• Stored data:
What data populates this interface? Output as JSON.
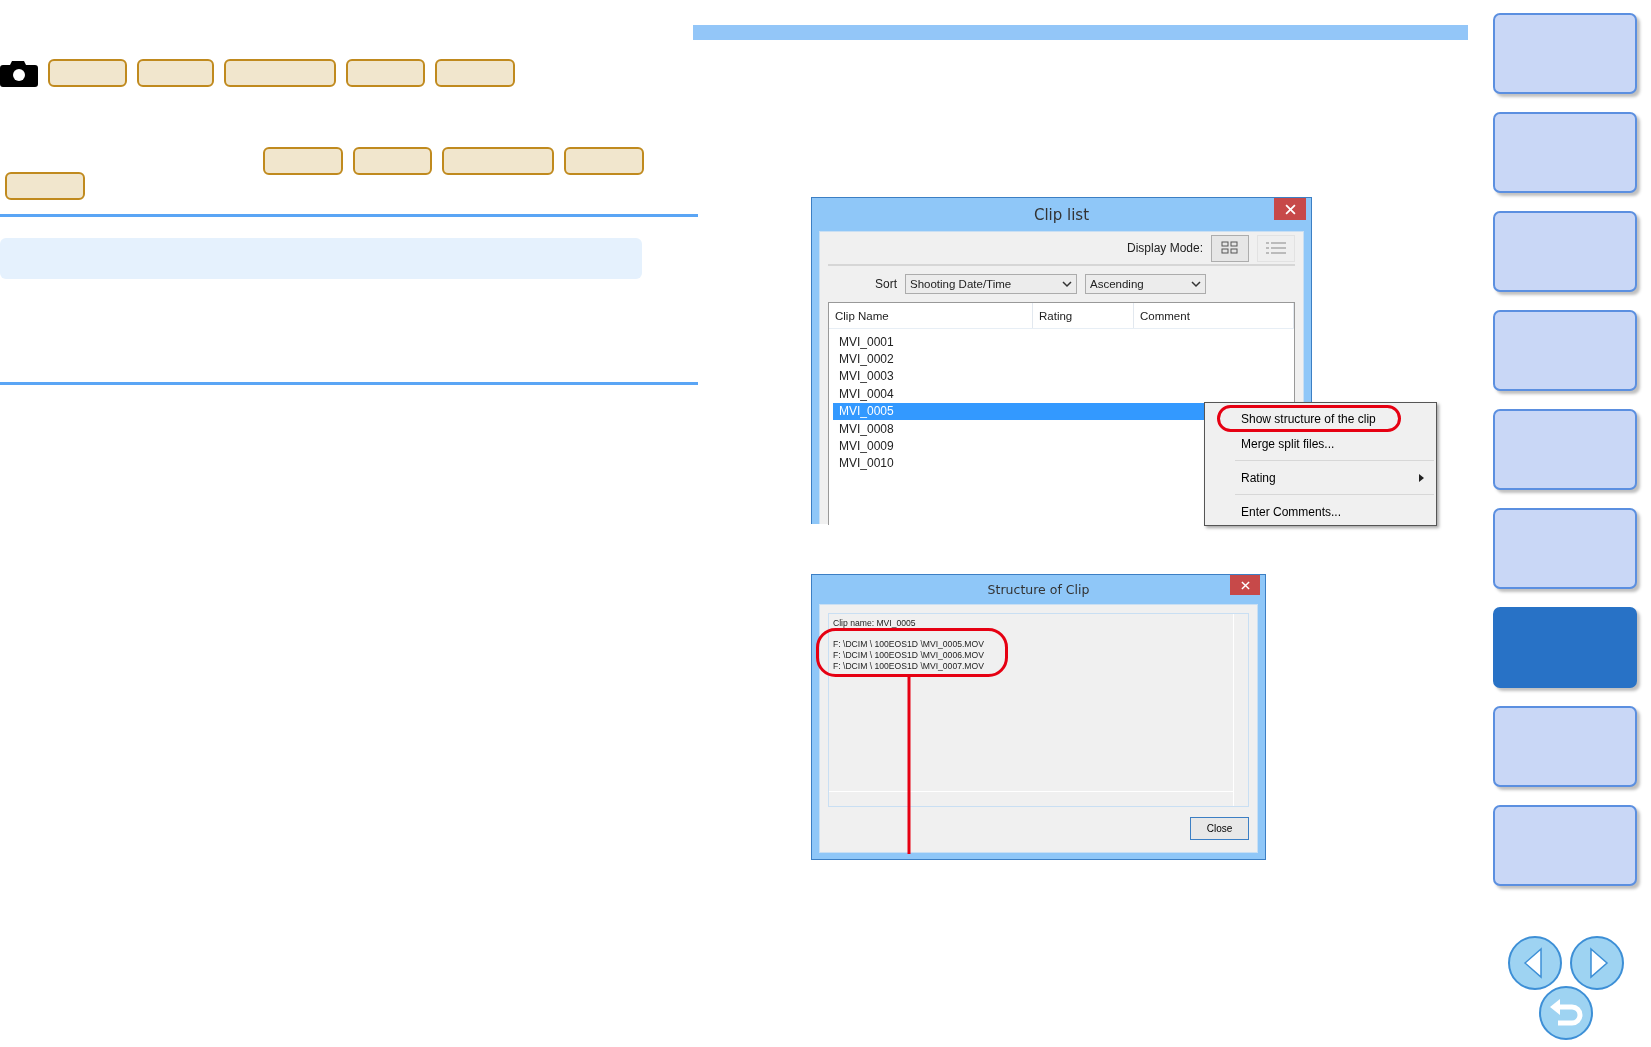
{
  "sidebar": {
    "tabs": [
      {
        "selected": false
      },
      {
        "selected": false
      },
      {
        "selected": false
      },
      {
        "selected": false
      },
      {
        "selected": false
      },
      {
        "selected": false
      },
      {
        "selected": true
      },
      {
        "selected": false
      },
      {
        "selected": false
      }
    ]
  },
  "clip_list": {
    "title": "Clip list",
    "display_mode_label": "Display Mode:",
    "view_buttons": [
      {
        "kind": "grid",
        "selected": true
      },
      {
        "kind": "list",
        "selected": false
      }
    ],
    "sort_label": "Sort",
    "sort_by": "Shooting Date/Time",
    "order": "Ascending",
    "columns": [
      "Clip Name",
      "Rating",
      "Comment"
    ],
    "rows": [
      {
        "name": "MVI_0001",
        "selected": false
      },
      {
        "name": "MVI_0002",
        "selected": false
      },
      {
        "name": "MVI_0003",
        "selected": false
      },
      {
        "name": "MVI_0004",
        "selected": false
      },
      {
        "name": "MVI_0005",
        "selected": true
      },
      {
        "name": "MVI_0008",
        "selected": false
      },
      {
        "name": "MVI_0009",
        "selected": false
      },
      {
        "name": "MVI_0010",
        "selected": false
      }
    ],
    "context_menu": [
      {
        "kind": "item",
        "label": "Show structure of the clip",
        "circled": true
      },
      {
        "kind": "item",
        "label": "Merge split files...",
        "circled": false
      },
      {
        "kind": "separator"
      },
      {
        "kind": "submenu",
        "label": "Rating",
        "circled": false
      },
      {
        "kind": "separator"
      },
      {
        "kind": "item",
        "label": "Enter Comments...",
        "circled": false
      }
    ]
  },
  "structure_of_clip": {
    "title": "Structure of Clip",
    "clip_name": "Clip name: MVI_0005",
    "paths": [
      "F: \\DCIM \\ 100EOS1D \\MVI_0005.MOV",
      "F: \\DCIM \\ 100EOS1D \\MVI_0006.MOV",
      "F: \\DCIM \\ 100EOS1D \\MVI_0007.MOV"
    ],
    "paths_circled": true,
    "close_button": "Close"
  }
}
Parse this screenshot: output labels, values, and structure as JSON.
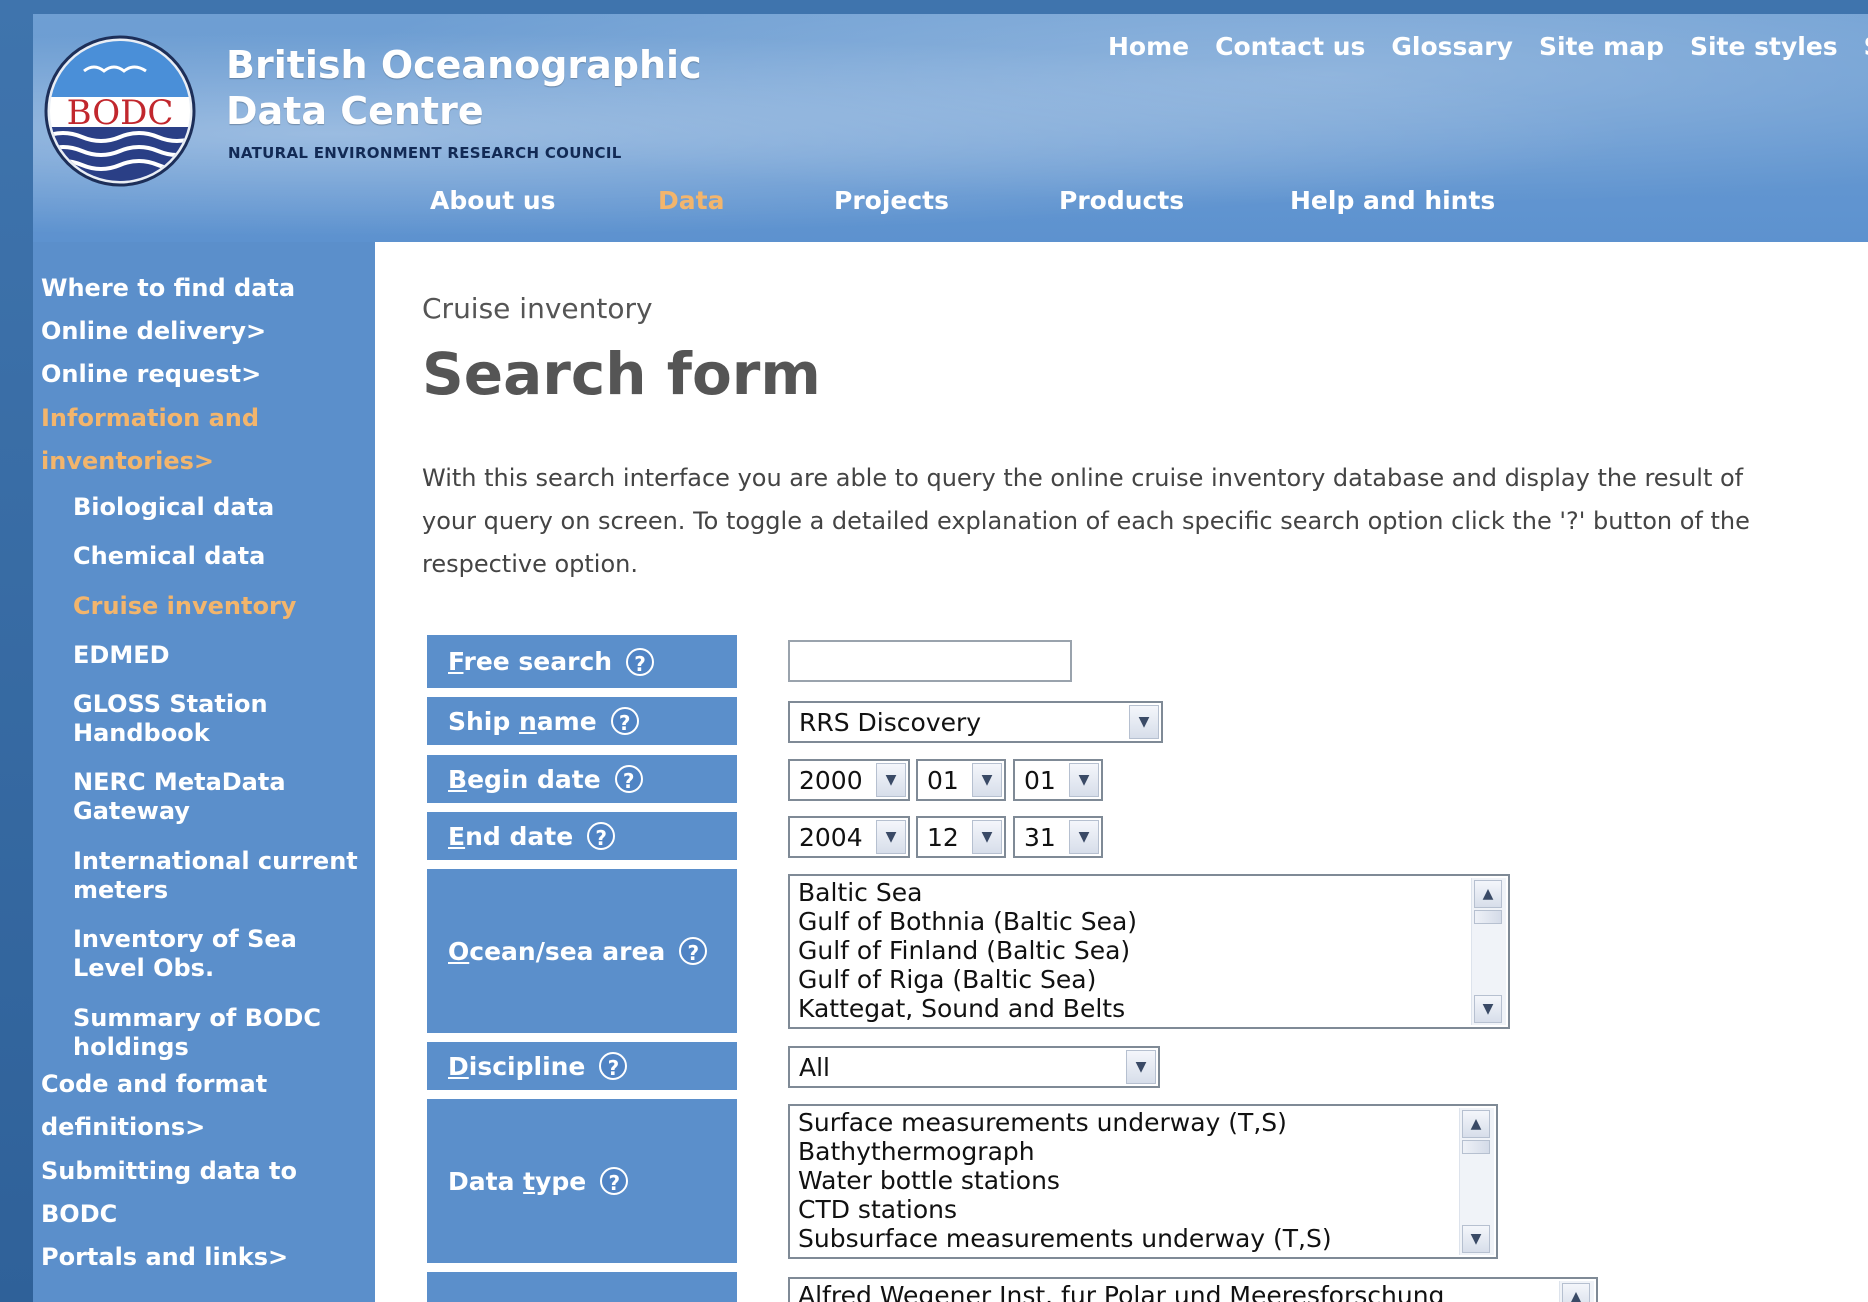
{
  "header": {
    "logo_text": "BODC",
    "org_title_line1": "British Oceanographic",
    "org_title_line2": "Data Centre",
    "org_subtitle": "NATURAL ENVIRONMENT RESEARCH COUNCIL",
    "top_links": [
      "Home",
      "Contact us",
      "Glossary",
      "Site map",
      "Site styles",
      "Se"
    ],
    "main_nav": [
      {
        "label": "About us",
        "active": false
      },
      {
        "label": "Data",
        "active": true
      },
      {
        "label": "Projects",
        "active": false
      },
      {
        "label": "Products",
        "active": false
      },
      {
        "label": "Help and hints",
        "active": false
      }
    ]
  },
  "sidebar": {
    "items": [
      {
        "label": "Where to find data"
      },
      {
        "label": "Online delivery>"
      },
      {
        "label": "Online request>"
      },
      {
        "label": "Information and"
      },
      {
        "label": "inventories>"
      },
      {
        "label": "Biological data"
      },
      {
        "label": "Chemical data"
      },
      {
        "label": "Cruise inventory"
      },
      {
        "label": "EDMED"
      },
      {
        "label": "GLOSS Station"
      },
      {
        "label": "Handbook"
      },
      {
        "label": "NERC MetaData"
      },
      {
        "label": "Gateway"
      },
      {
        "label": "International current"
      },
      {
        "label": "meters"
      },
      {
        "label": "Inventory of Sea"
      },
      {
        "label": "Level Obs."
      },
      {
        "label": "Summary of BODC"
      },
      {
        "label": "holdings"
      },
      {
        "label": "Code and format"
      },
      {
        "label": "definitions>"
      },
      {
        "label": "Submitting data to"
      },
      {
        "label": "BODC"
      },
      {
        "label": "Portals and links>"
      }
    ]
  },
  "content": {
    "breadcrumb": "Cruise inventory",
    "title": "Search form",
    "intro_line1": "With this search interface you are able to query the online cruise inventory database and display the result of",
    "intro_line2": "your query on screen. To toggle a detailed explanation of each specific search option click the '?' button of the",
    "intro_line3": "respective option."
  },
  "form": {
    "help_glyph": "?",
    "free_search": {
      "label_first": "F",
      "label_rest": "ree search",
      "value": ""
    },
    "ship_name": {
      "label_pre": "Ship ",
      "label_u": "n",
      "label_post": "ame",
      "value": "RRS Discovery"
    },
    "begin_date": {
      "label_first": "B",
      "label_rest": "egin date",
      "year": "2000",
      "month": "01",
      "day": "01"
    },
    "end_date": {
      "label_first": "E",
      "label_rest": "nd date",
      "year": "2004",
      "month": "12",
      "day": "31"
    },
    "ocean_area": {
      "label_first": "O",
      "label_rest": "cean/sea area",
      "options": [
        "Baltic Sea",
        "Gulf of Bothnia (Baltic Sea)",
        "Gulf of Finland (Baltic Sea)",
        "Gulf of Riga (Baltic Sea)",
        "Kattegat, Sound and Belts"
      ]
    },
    "discipline": {
      "label_first": "D",
      "label_rest": "iscipline",
      "value": "All"
    },
    "data_type": {
      "label_pre": "Data ",
      "label_u": "t",
      "label_post": "ype",
      "options": [
        "Surface measurements underway (T,S)",
        "Bathythermograph",
        "Water bottle stations",
        "CTD stations",
        "Subsurface measurements underway (T,S)"
      ]
    },
    "institution": {
      "options": [
        "Alfred Wegener Inst. fur Polar und Meeresforschung"
      ]
    }
  }
}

• Description of the task:
Without including any pictures, reproduce the listing exactly.

• Exercise result:
What data populates this interface? Output as JSON.
{
  "sidebar": {
    "tabs": [
      {
        "selected": false
      },
      {
        "selected": false
      },
      {
        "selected": false
      },
      {
        "selected": false
      },
      {
        "selected": false
      },
      {
        "selected": false
      },
      {
        "selected": true
      },
      {
        "selected": false
      },
      {
        "selected": false
      }
    ]
  },
  "clip_list": {
    "title": "Clip list",
    "display_mode_label": "Display Mode:",
    "view_buttons": [
      {
        "kind": "grid",
        "selected": true
      },
      {
        "kind": "list",
        "selected": false
      }
    ],
    "sort_label": "Sort",
    "sort_by": "Shooting Date/Time",
    "order": "Ascending",
    "columns": [
      "Clip Name",
      "Rating",
      "Comment"
    ],
    "rows": [
      {
        "name": "MVI_0001",
        "selected": false
      },
      {
        "name": "MVI_0002",
        "selected": false
      },
      {
        "name": "MVI_0003",
        "selected": false
      },
      {
        "name": "MVI_0004",
        "selected": false
      },
      {
        "name": "MVI_0005",
        "selected": true
      },
      {
        "name": "MVI_0008",
        "selected": false
      },
      {
        "name": "MVI_0009",
        "selected": false
      },
      {
        "name": "MVI_0010",
        "selected": false
      }
    ],
    "context_menu": [
      {
        "kind": "item",
        "label": "Show structure of the clip",
        "circled": true
      },
      {
        "kind": "item",
        "label": "Merge split files...",
        "circled": false
      },
      {
        "kind": "separator"
      },
      {
        "kind": "submenu",
        "label": "Rating",
        "circled": false
      },
      {
        "kind": "separator"
      },
      {
        "kind": "item",
        "label": "Enter Comments...",
        "circled": false
      }
    ]
  },
  "structure_of_clip": {
    "title": "Structure of Clip",
    "clip_name": "Clip name: MVI_0005",
    "paths": [
      "F: \\DCIM \\ 100EOS1D \\MVI_0005.MOV",
      "F: \\DCIM \\ 100EOS1D \\MVI_0006.MOV",
      "F: \\DCIM \\ 100EOS1D \\MVI_0007.MOV"
    ],
    "paths_circled": true,
    "close_button": "Close"
  }
}
Parse this screenshot: output labels, values, and structure as JSON.
{
  "header": {
    "logo_text": "BODC",
    "org_title_line1": "British Oceanographic",
    "org_title_line2": "Data Centre",
    "org_subtitle": "NATURAL ENVIRONMENT RESEARCH COUNCIL",
    "top_links": [
      "Home",
      "Contact us",
      "Glossary",
      "Site map",
      "Site styles",
      "Se"
    ],
    "main_nav": [
      {
        "label": "About us",
        "active": false
      },
      {
        "label": "Data",
        "active": true
      },
      {
        "label": "Projects",
        "active": false
      },
      {
        "label": "Products",
        "active": false
      },
      {
        "label": "Help and hints",
        "active": false
      }
    ]
  },
  "sidebar": {
    "items": [
      {
        "label": "Where to find data"
      },
      {
        "label": "Online delivery>"
      },
      {
        "label": "Online request>"
      },
      {
        "label": "Information and"
      },
      {
        "label": "inventories>"
      },
      {
        "label": "Biological data"
      },
      {
        "label": "Chemical data"
      },
      {
        "label": "Cruise inventory"
      },
      {
        "label": "EDMED"
      },
      {
        "label": "GLOSS Station"
      },
      {
        "label": "Handbook"
      },
      {
        "label": "NERC MetaData"
      },
      {
        "label": "Gateway"
      },
      {
        "label": "International current"
      },
      {
        "label": "meters"
      },
      {
        "label": "Inventory of Sea"
      },
      {
        "label": "Level Obs."
      },
      {
        "label": "Summary of BODC"
      },
      {
        "label": "holdings"
      },
      {
        "label": "Code and format"
      },
      {
        "label": "definitions>"
      },
      {
        "label": "Submitting data to"
      },
      {
        "label": "BODC"
      },
      {
        "label": "Portals and links>"
      }
    ]
  },
  "content": {
    "breadcrumb": "Cruise inventory",
    "title": "Search form",
    "intro_line1": "With this search interface you are able to query the online cruise inventory database and display the result of",
    "intro_line2": "your query on screen. To toggle a detailed explanation of each specific search option click the '?' button of the",
    "intro_line3": "respective option."
  },
  "form": {
    "help_glyph": "?",
    "free_search": {
      "label_first": "F",
      "label_rest": "ree search",
      "value": ""
    },
    "ship_name": {
      "label_pre": "Ship ",
      "label_u": "n",
      "label_post": "ame",
      "value": "RRS Discovery"
    },
    "begin_date": {
      "label_first": "B",
      "label_rest": "egin date",
      "year": "2000",
      "month": "01",
      "day": "01"
    },
    "end_date": {
      "label_first": "E",
      "label_rest": "nd date",
      "year": "2004",
      "month": "12",
      "day": "31"
    },
    "ocean_area": {
      "label_first": "O",
      "label_rest": "cean/sea area",
      "options": [
        "Baltic Sea",
        "Gulf of Bothnia (Baltic Sea)",
        "Gulf of Finland (Baltic Sea)",
        "Gulf of Riga (Baltic Sea)",
        "Kattegat, Sound and Belts"
      ]
    },
    "discipline": {
      "label_first": "D",
      "label_rest": "iscipline",
      "value": "All"
    },
    "data_type": {
      "label_pre": "Data ",
      "label_u": "t",
      "label_post": "ype",
      "options": [
        "Surface measurements underway (T,S)",
        "Bathythermograph",
        "Water bottle stations",
        "CTD stations",
        "Subsurface measurements underway (T,S)"
      ]
    },
    "institution": {
      "options": [
        "Alfred Wegener Inst. fur Polar und Meeresforschung"
      ]
    }
  }
}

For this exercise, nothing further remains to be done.